■ **Data rows**:

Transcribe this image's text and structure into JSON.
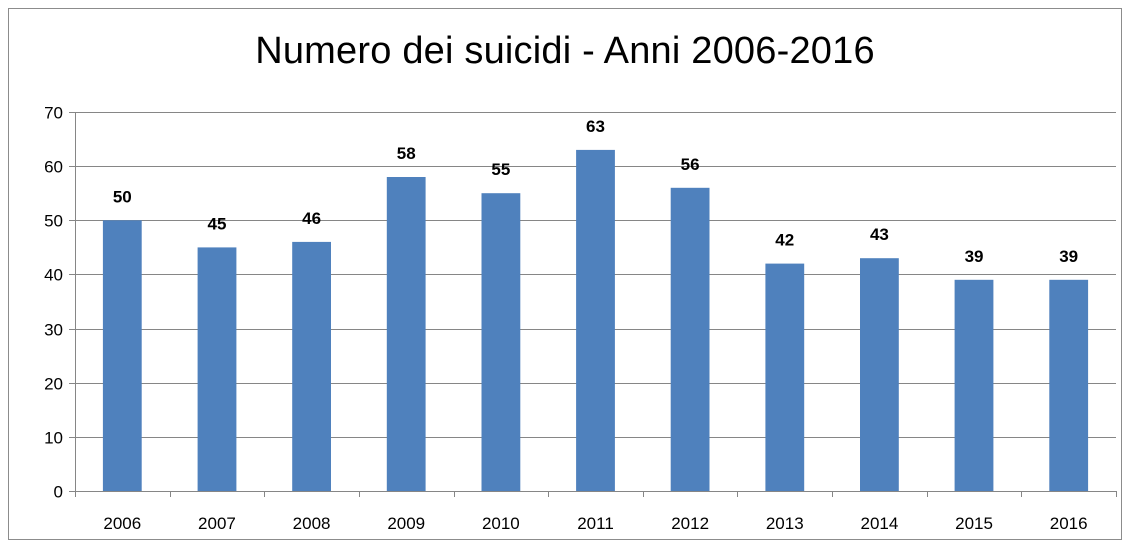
{
  "chart_data": {
    "type": "bar",
    "title": "Numero dei suicidi - Anni 2006-2016",
    "xlabel": "",
    "ylabel": "",
    "categories": [
      "2006",
      "2007",
      "2008",
      "2009",
      "2010",
      "2011",
      "2012",
      "2013",
      "2014",
      "2015",
      "2016"
    ],
    "values": [
      50,
      45,
      46,
      58,
      55,
      63,
      56,
      42,
      43,
      39,
      39
    ],
    "ylim": [
      0,
      70
    ],
    "yticks": [
      0,
      10,
      20,
      30,
      40,
      50,
      60,
      70
    ],
    "grid": true,
    "legend": "none",
    "data_labels": true,
    "bar_color": "#4f81bd"
  }
}
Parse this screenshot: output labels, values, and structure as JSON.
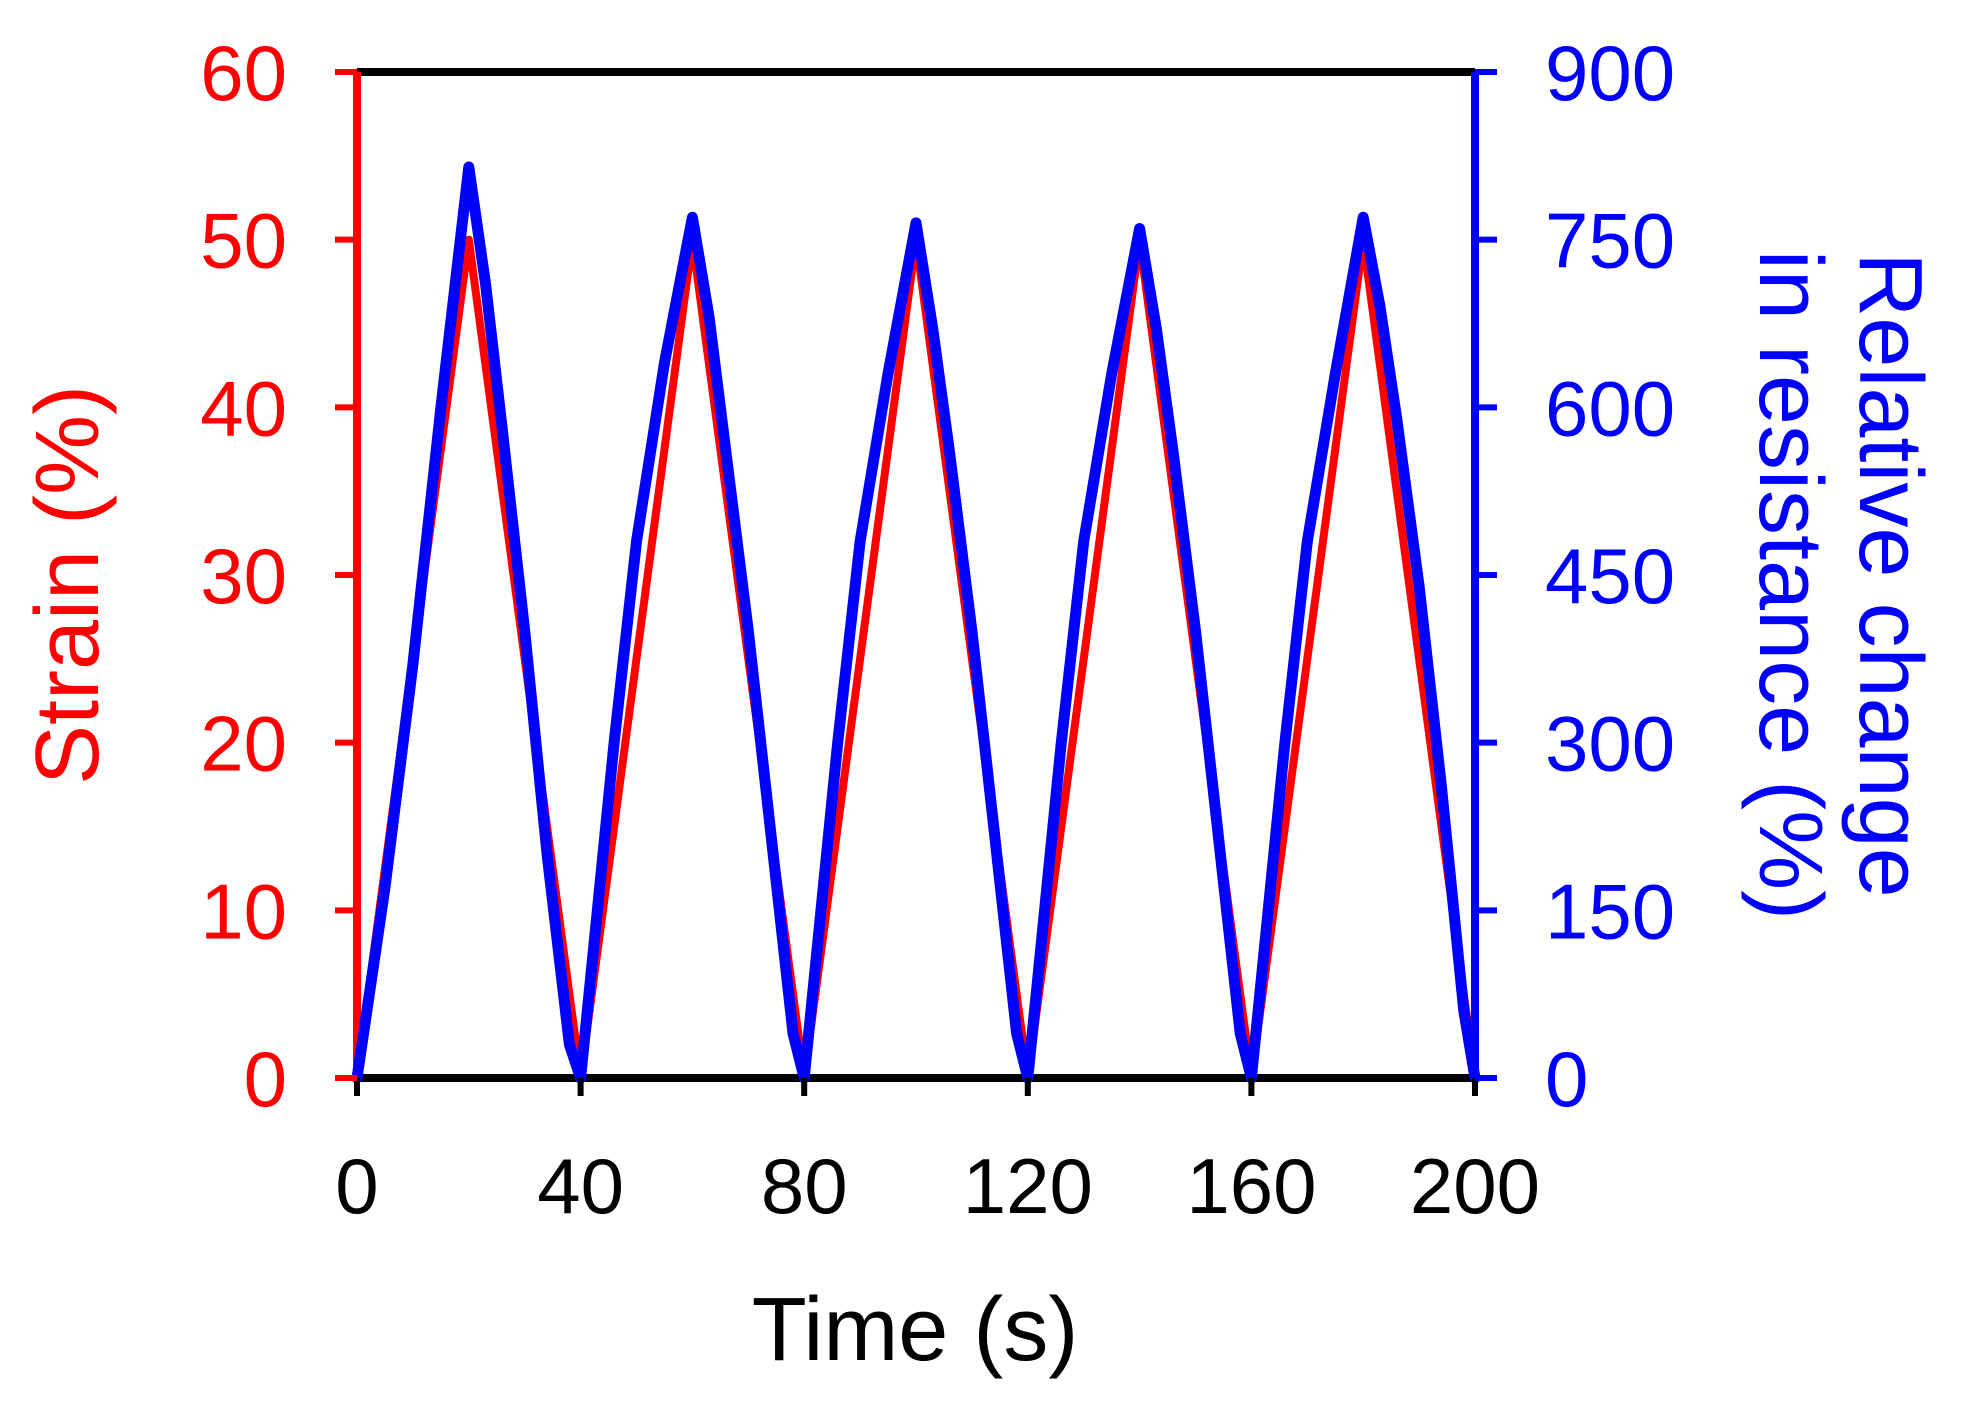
{
  "chart_data": {
    "type": "line",
    "xlabel": "Time (s)",
    "ylabel_left": "Strain (%)",
    "ylabel_right_line1": "Relative change",
    "ylabel_right_line2": "in resistance (%)",
    "xlim": [
      0,
      200
    ],
    "ylim_left": [
      0,
      60
    ],
    "ylim_right": [
      0,
      900
    ],
    "x_ticks": [
      0,
      40,
      80,
      120,
      160,
      200
    ],
    "y_left_ticks": [
      0,
      10,
      20,
      30,
      40,
      50,
      60
    ],
    "y_right_ticks": [
      0,
      150,
      300,
      450,
      600,
      750,
      900
    ],
    "grid": false,
    "series": [
      {
        "name": "Strain (%)",
        "axis": "left",
        "color": "#ff0000",
        "x": [
          0,
          20,
          40,
          60,
          80,
          100,
          120,
          140,
          160,
          180,
          200
        ],
        "y": [
          0,
          50,
          0,
          50,
          0,
          50,
          0,
          50,
          0,
          50,
          0
        ]
      },
      {
        "name": "Relative change in resistance (%)",
        "axis": "right",
        "color": "#0000ff",
        "x": [
          0,
          5,
          10,
          15,
          20,
          23,
          26,
          30,
          34,
          38,
          40,
          42,
          46,
          50,
          55,
          60,
          63,
          66,
          70,
          74,
          78,
          80,
          82,
          86,
          90,
          95,
          100,
          103,
          106,
          110,
          114,
          118,
          120,
          122,
          126,
          130,
          135,
          140,
          143,
          146,
          150,
          154,
          158,
          160,
          162,
          166,
          170,
          175,
          180,
          183,
          186,
          190,
          194,
          198,
          200
        ],
        "y": [
          0,
          170,
          370,
          600,
          815,
          710,
          580,
          400,
          200,
          30,
          0,
          100,
          300,
          480,
          640,
          770,
          680,
          560,
          400,
          220,
          40,
          0,
          100,
          300,
          480,
          630,
          765,
          670,
          560,
          400,
          220,
          40,
          0,
          100,
          300,
          480,
          630,
          760,
          670,
          560,
          400,
          220,
          40,
          0,
          100,
          300,
          480,
          630,
          770,
          690,
          590,
          440,
          260,
          60,
          0
        ]
      }
    ]
  }
}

■ **Request**:
The data above needs to be retyped exactly, with the images left out.

■ **Solution**:
Transcribe this image's text and structure into JSON.
{
  "chart_data": {
    "type": "bar",
    "title": "Numero dei suicidi - Anni 2006-2016",
    "xlabel": "",
    "ylabel": "",
    "categories": [
      "2006",
      "2007",
      "2008",
      "2009",
      "2010",
      "2011",
      "2012",
      "2013",
      "2014",
      "2015",
      "2016"
    ],
    "values": [
      50,
      45,
      46,
      58,
      55,
      63,
      56,
      42,
      43,
      39,
      39
    ],
    "ylim": [
      0,
      70
    ],
    "yticks": [
      0,
      10,
      20,
      30,
      40,
      50,
      60,
      70
    ],
    "grid": true,
    "legend": "none",
    "data_labels": true,
    "bar_color": "#4f81bd"
  }
}
Parse this screenshot: output labels, values, and structure as JSON.
{
  "chart_data": {
    "type": "line",
    "xlabel": "Time (s)",
    "ylabel_left": "Strain (%)",
    "ylabel_right_line1": "Relative change",
    "ylabel_right_line2": "in resistance (%)",
    "xlim": [
      0,
      200
    ],
    "ylim_left": [
      0,
      60
    ],
    "ylim_right": [
      0,
      900
    ],
    "x_ticks": [
      0,
      40,
      80,
      120,
      160,
      200
    ],
    "y_left_ticks": [
      0,
      10,
      20,
      30,
      40,
      50,
      60
    ],
    "y_right_ticks": [
      0,
      150,
      300,
      450,
      600,
      750,
      900
    ],
    "grid": false,
    "series": [
      {
        "name": "Strain (%)",
        "axis": "left",
        "color": "#ff0000",
        "x": [
          0,
          20,
          40,
          60,
          80,
          100,
          120,
          140,
          160,
          180,
          200
        ],
        "y": [
          0,
          50,
          0,
          50,
          0,
          50,
          0,
          50,
          0,
          50,
          0
        ]
      },
      {
        "name": "Relative change in resistance (%)",
        "axis": "right",
        "color": "#0000ff",
        "x": [
          0,
          5,
          10,
          15,
          20,
          23,
          26,
          30,
          34,
          38,
          40,
          42,
          46,
          50,
          55,
          60,
          63,
          66,
          70,
          74,
          78,
          80,
          82,
          86,
          90,
          95,
          100,
          103,
          106,
          110,
          114,
          118,
          120,
          122,
          126,
          130,
          135,
          140,
          143,
          146,
          150,
          154,
          158,
          160,
          162,
          166,
          170,
          175,
          180,
          183,
          186,
          190,
          194,
          198,
          200
        ],
        "y": [
          0,
          170,
          370,
          600,
          815,
          710,
          580,
          400,
          200,
          30,
          0,
          100,
          300,
          480,
          640,
          770,
          680,
          560,
          400,
          220,
          40,
          0,
          100,
          300,
          480,
          630,
          765,
          670,
          560,
          400,
          220,
          40,
          0,
          100,
          300,
          480,
          630,
          760,
          670,
          560,
          400,
          220,
          40,
          0,
          100,
          300,
          480,
          630,
          770,
          690,
          590,
          440,
          260,
          60,
          0
        ]
      }
    ]
  }
}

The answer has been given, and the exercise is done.